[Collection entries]
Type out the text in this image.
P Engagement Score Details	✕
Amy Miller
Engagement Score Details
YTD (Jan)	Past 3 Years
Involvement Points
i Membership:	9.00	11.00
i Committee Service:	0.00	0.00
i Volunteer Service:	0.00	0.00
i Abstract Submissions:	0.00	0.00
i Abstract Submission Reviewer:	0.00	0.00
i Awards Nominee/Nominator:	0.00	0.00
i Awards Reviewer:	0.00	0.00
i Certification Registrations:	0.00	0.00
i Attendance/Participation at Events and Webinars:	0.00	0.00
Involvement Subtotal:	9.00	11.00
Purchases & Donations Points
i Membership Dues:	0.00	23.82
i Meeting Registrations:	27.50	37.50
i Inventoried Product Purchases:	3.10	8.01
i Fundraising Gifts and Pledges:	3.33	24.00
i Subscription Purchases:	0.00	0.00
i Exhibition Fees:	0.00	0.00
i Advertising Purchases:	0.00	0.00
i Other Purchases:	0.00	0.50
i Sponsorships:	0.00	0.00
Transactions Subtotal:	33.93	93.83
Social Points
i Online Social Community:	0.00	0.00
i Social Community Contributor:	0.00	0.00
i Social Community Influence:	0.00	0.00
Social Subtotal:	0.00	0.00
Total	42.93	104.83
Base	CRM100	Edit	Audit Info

==

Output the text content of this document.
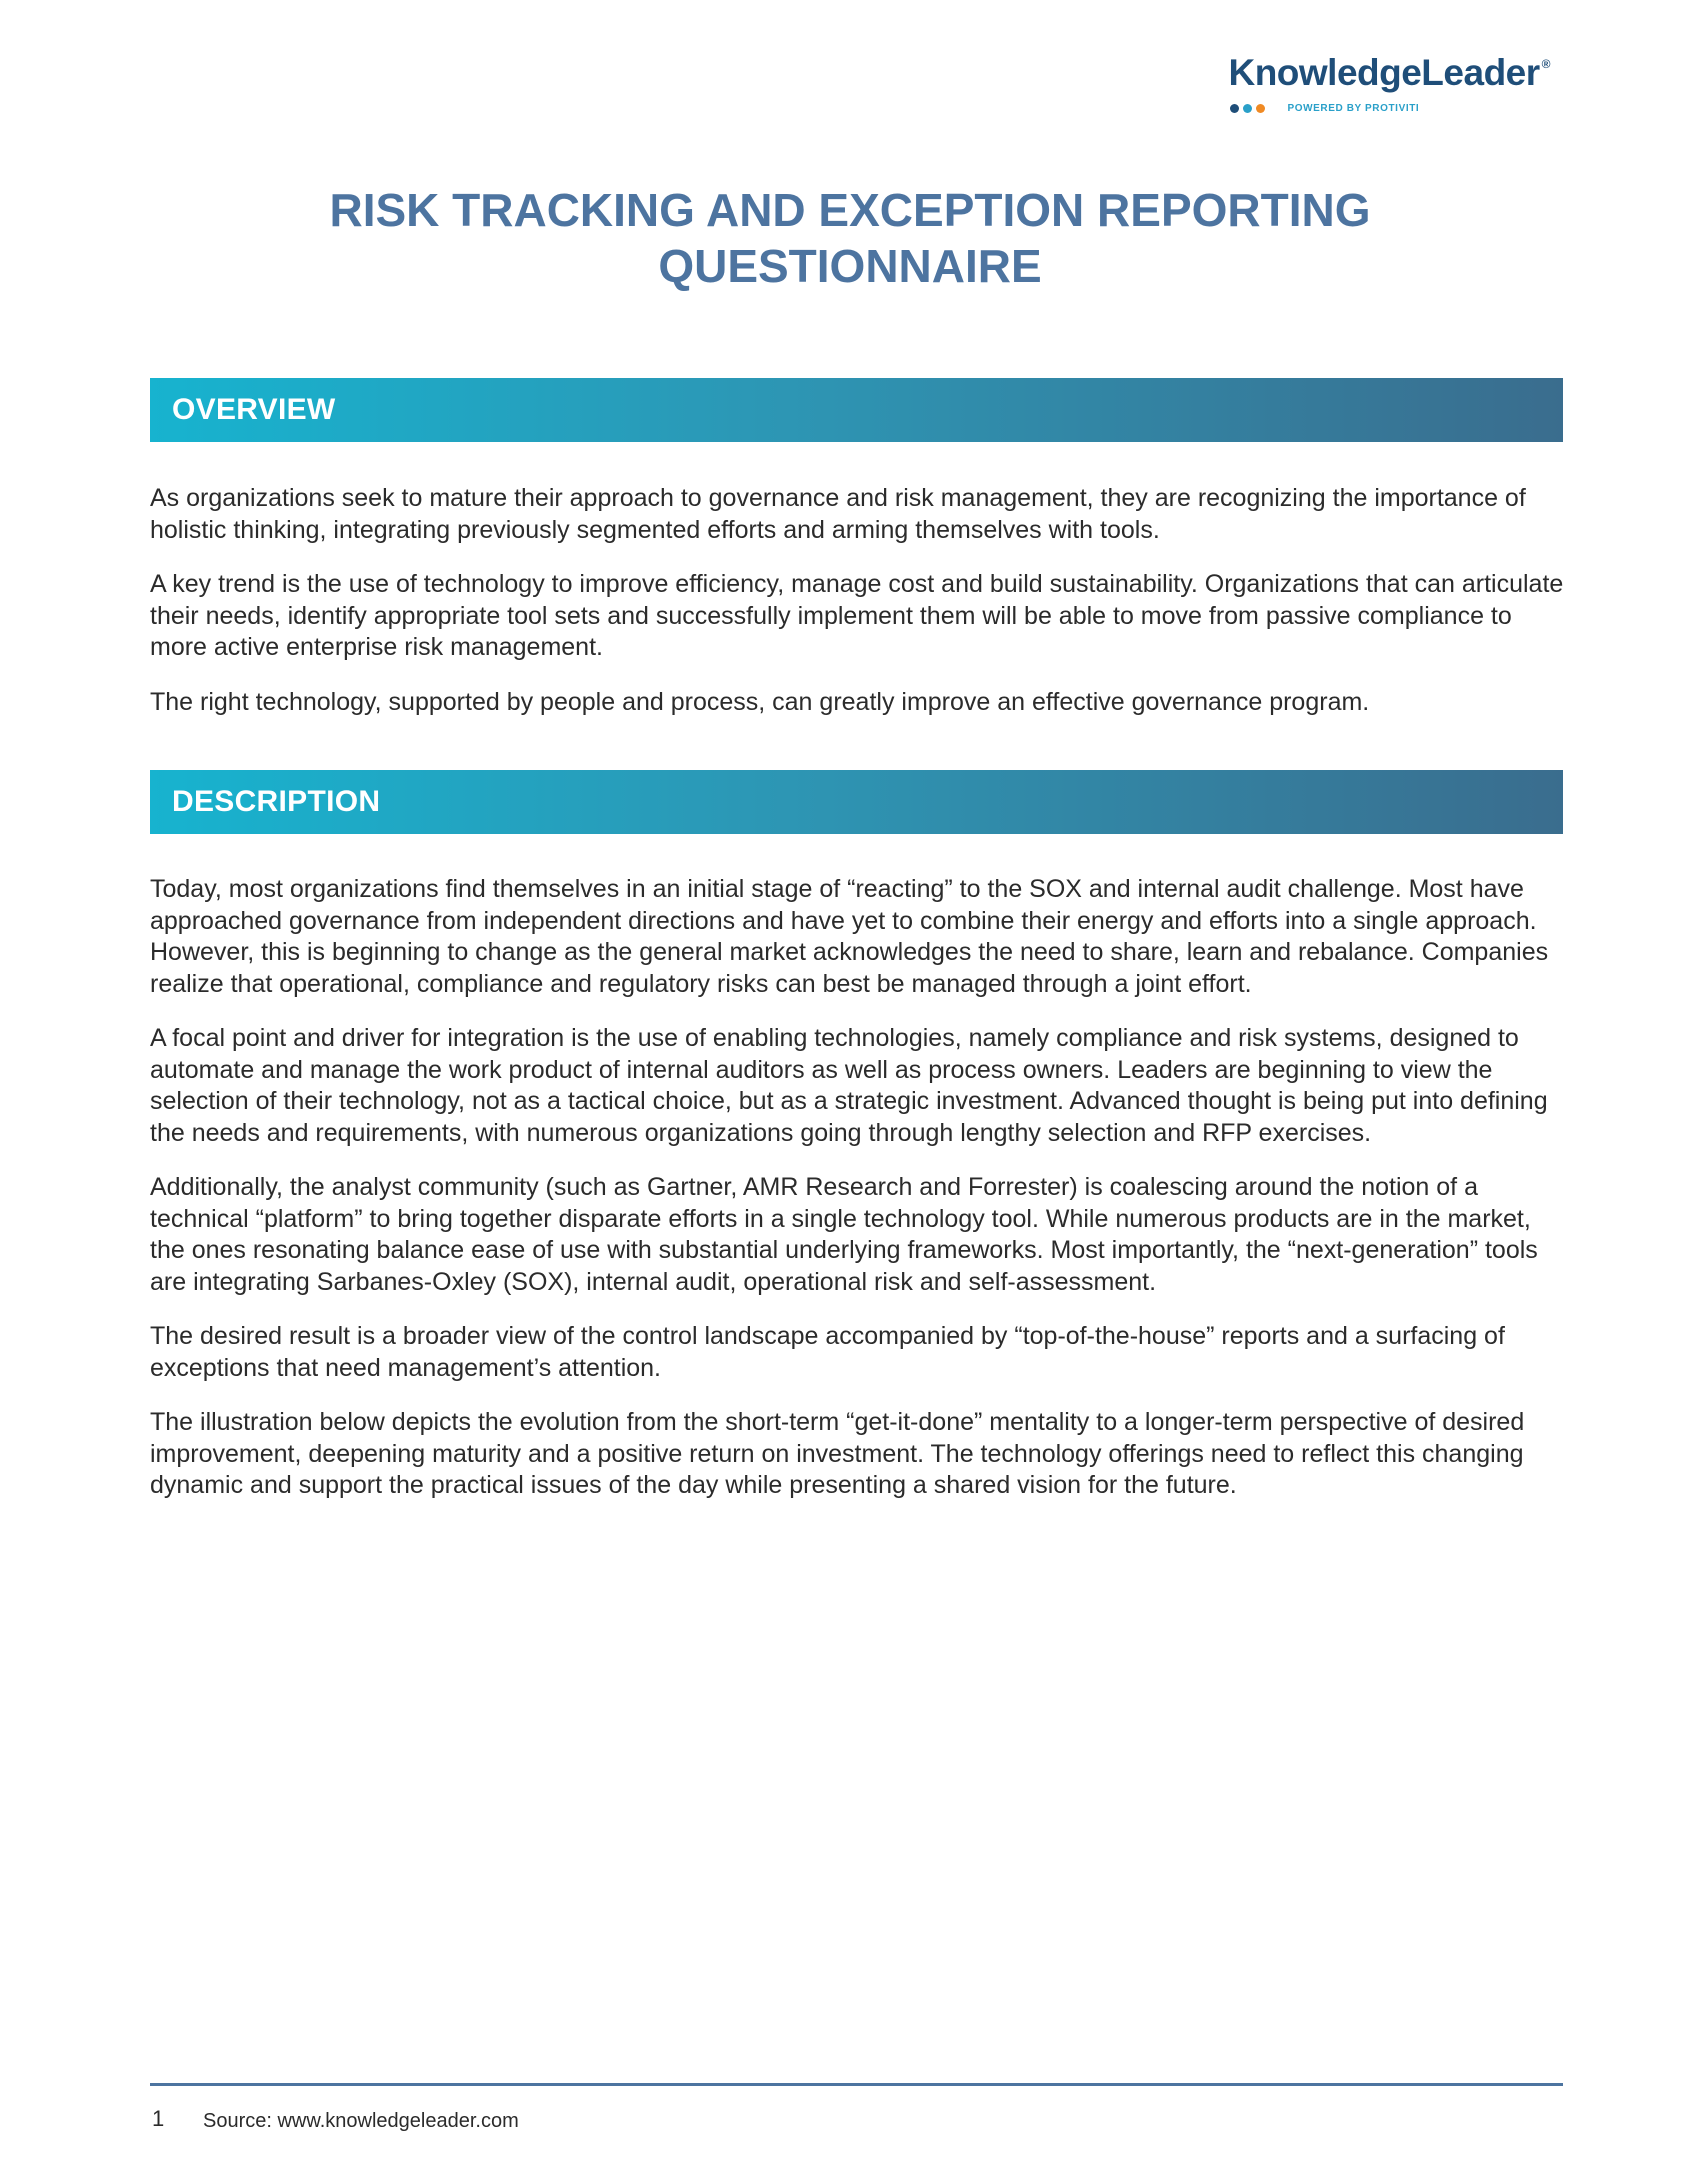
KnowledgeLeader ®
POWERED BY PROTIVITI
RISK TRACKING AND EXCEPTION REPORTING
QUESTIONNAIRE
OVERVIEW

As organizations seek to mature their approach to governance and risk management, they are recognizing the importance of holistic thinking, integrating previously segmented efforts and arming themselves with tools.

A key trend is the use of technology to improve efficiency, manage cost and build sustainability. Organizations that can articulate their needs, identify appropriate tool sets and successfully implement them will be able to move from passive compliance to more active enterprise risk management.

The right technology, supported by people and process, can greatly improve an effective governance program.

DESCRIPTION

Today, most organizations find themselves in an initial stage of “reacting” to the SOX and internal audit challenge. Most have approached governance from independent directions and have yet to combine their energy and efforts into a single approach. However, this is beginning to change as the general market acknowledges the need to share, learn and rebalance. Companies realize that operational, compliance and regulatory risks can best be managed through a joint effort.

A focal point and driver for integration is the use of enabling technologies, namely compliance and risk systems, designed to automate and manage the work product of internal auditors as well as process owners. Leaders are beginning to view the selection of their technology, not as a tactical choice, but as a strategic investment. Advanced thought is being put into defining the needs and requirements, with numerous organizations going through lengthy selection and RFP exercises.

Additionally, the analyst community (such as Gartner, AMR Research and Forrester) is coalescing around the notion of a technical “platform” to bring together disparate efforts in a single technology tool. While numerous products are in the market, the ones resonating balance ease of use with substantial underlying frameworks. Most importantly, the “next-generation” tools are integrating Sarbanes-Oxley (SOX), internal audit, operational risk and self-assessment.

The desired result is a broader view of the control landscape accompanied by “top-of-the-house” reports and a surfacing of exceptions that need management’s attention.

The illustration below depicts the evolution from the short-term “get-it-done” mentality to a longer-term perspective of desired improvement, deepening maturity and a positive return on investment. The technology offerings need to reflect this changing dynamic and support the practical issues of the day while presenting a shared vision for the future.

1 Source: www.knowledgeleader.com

* * *

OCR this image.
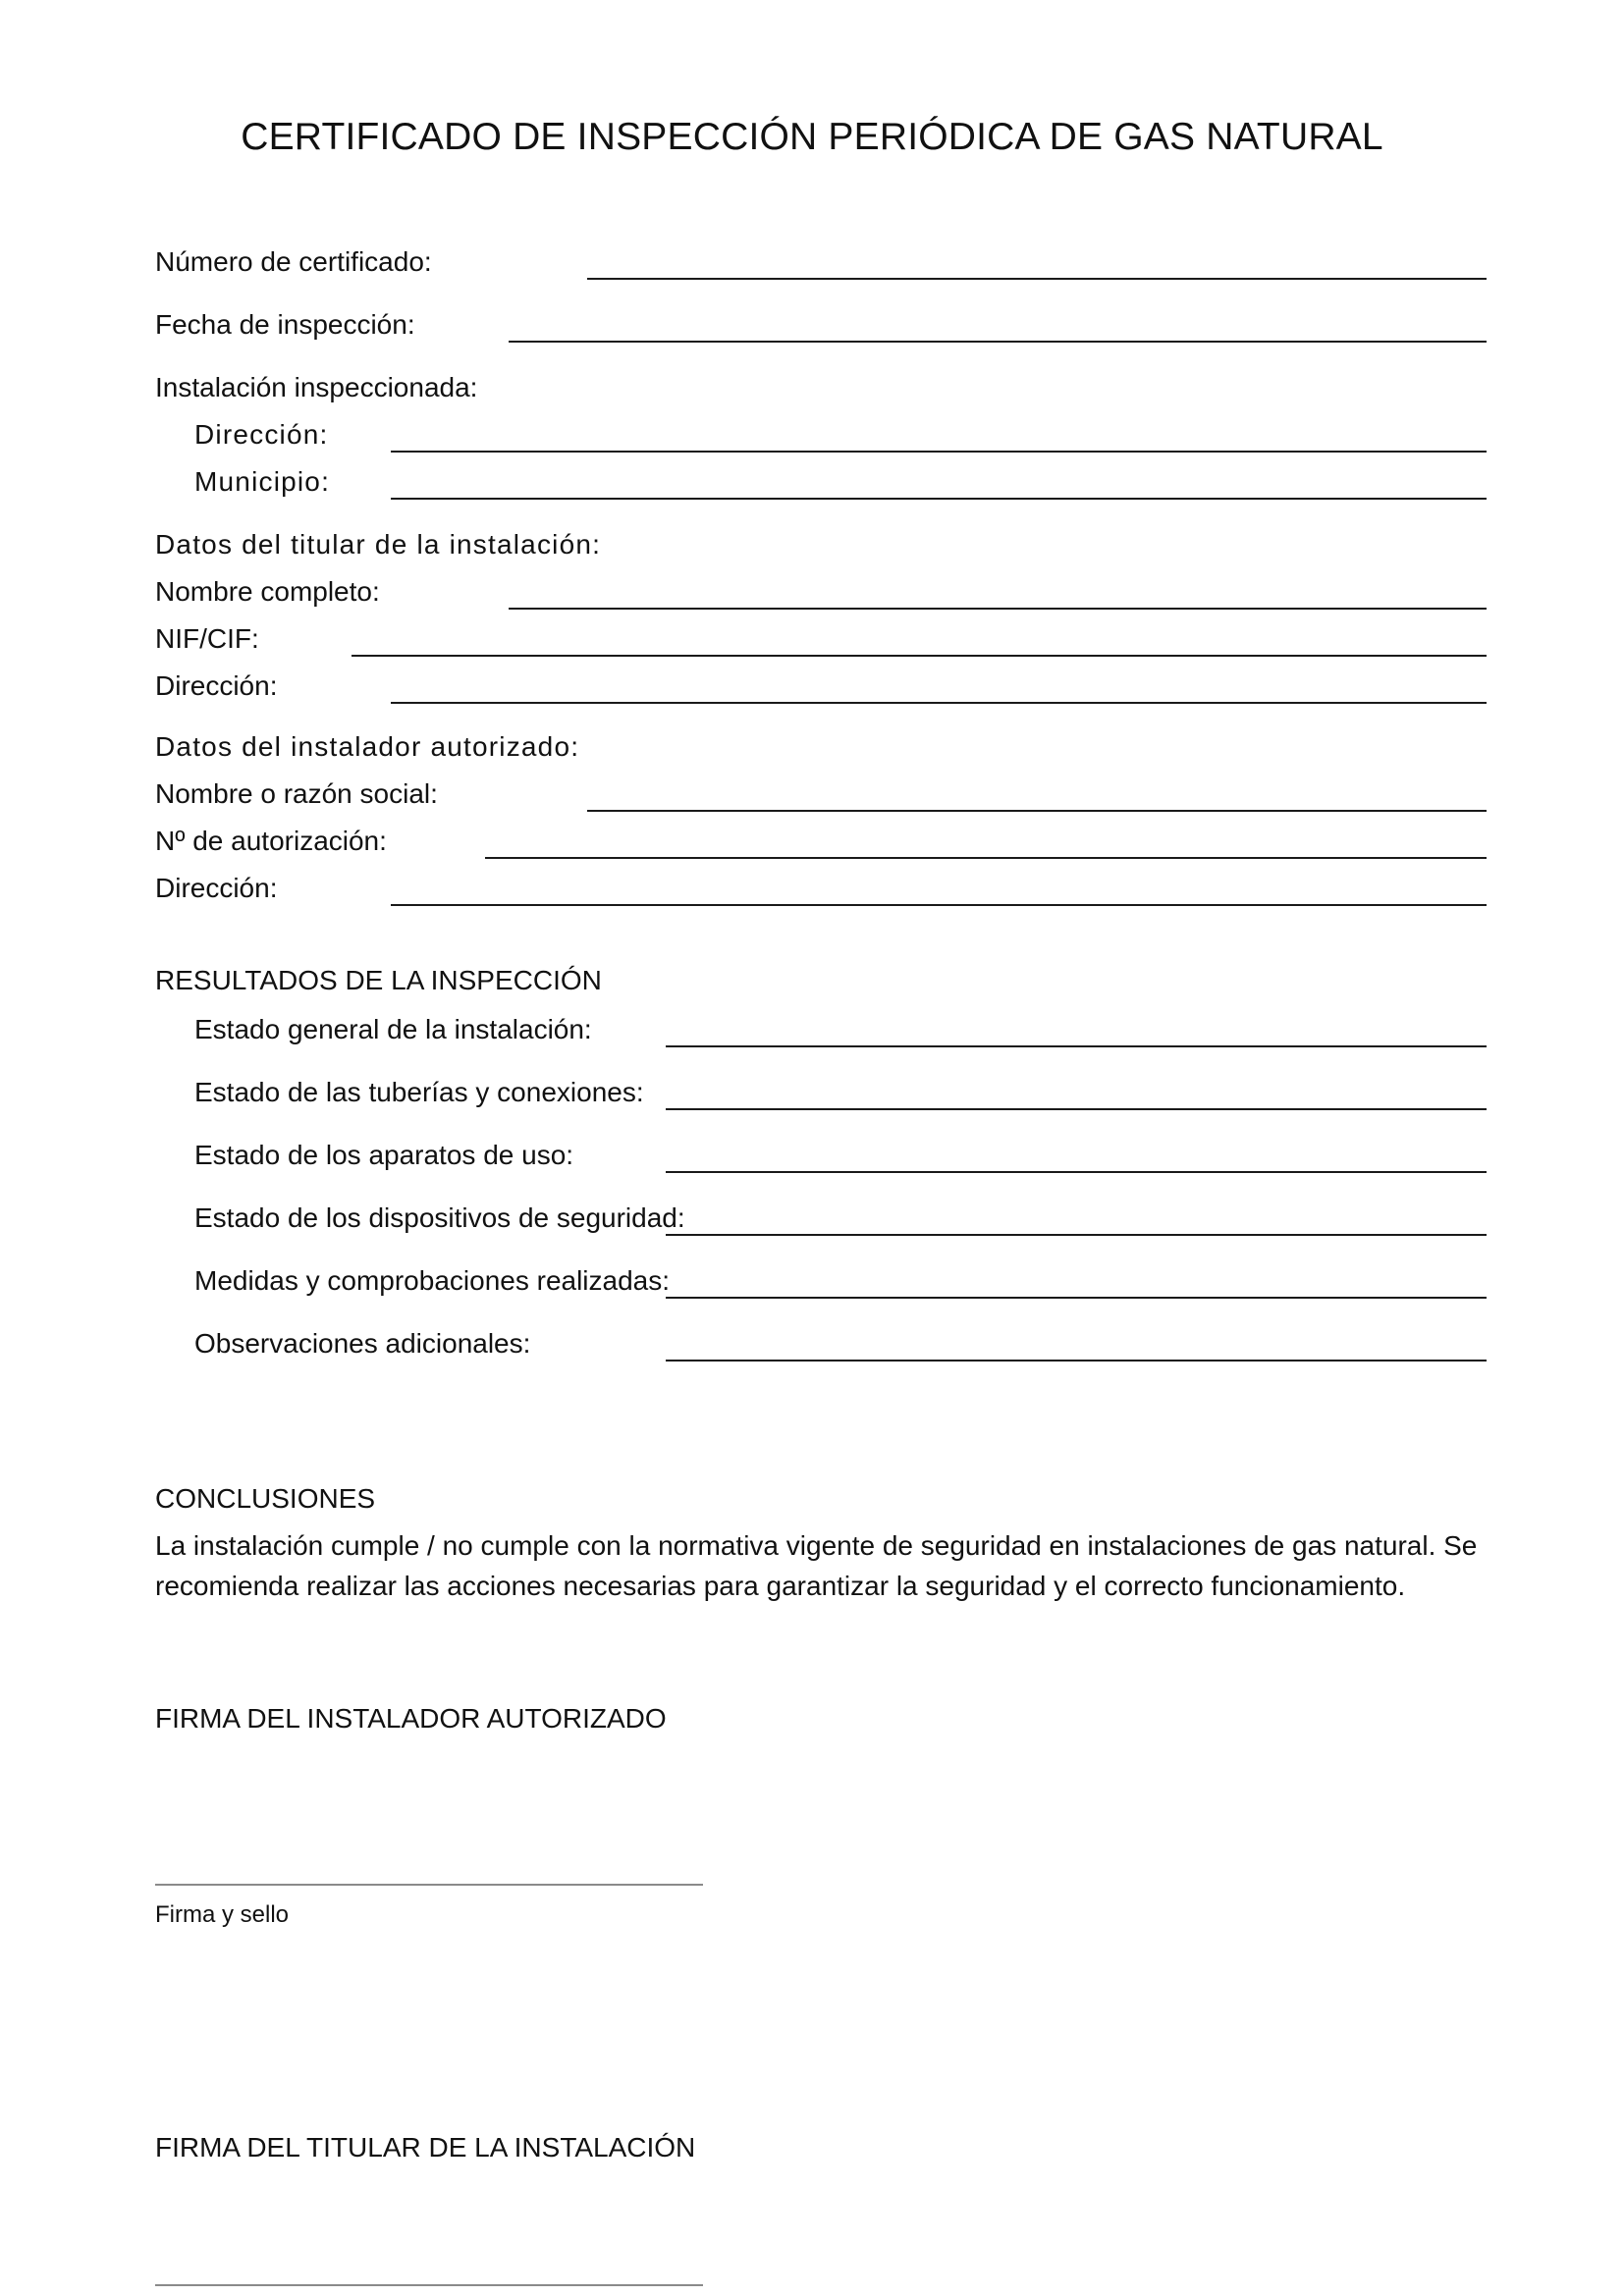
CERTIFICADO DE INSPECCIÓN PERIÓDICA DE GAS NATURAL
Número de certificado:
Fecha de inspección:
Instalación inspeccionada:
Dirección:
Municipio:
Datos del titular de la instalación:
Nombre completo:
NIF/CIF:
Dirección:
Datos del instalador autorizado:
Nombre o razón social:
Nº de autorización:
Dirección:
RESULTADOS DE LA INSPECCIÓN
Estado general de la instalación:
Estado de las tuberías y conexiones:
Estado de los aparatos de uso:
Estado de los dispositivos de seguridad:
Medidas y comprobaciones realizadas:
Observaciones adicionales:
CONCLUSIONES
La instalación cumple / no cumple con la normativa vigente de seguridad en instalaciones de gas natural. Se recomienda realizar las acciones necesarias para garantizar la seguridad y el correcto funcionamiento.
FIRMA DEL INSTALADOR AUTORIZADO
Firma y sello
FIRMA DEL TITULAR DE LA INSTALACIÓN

### EXERCISE TASK
Report only the count of lines that include the string "approach".

### FULL SOLUTION
2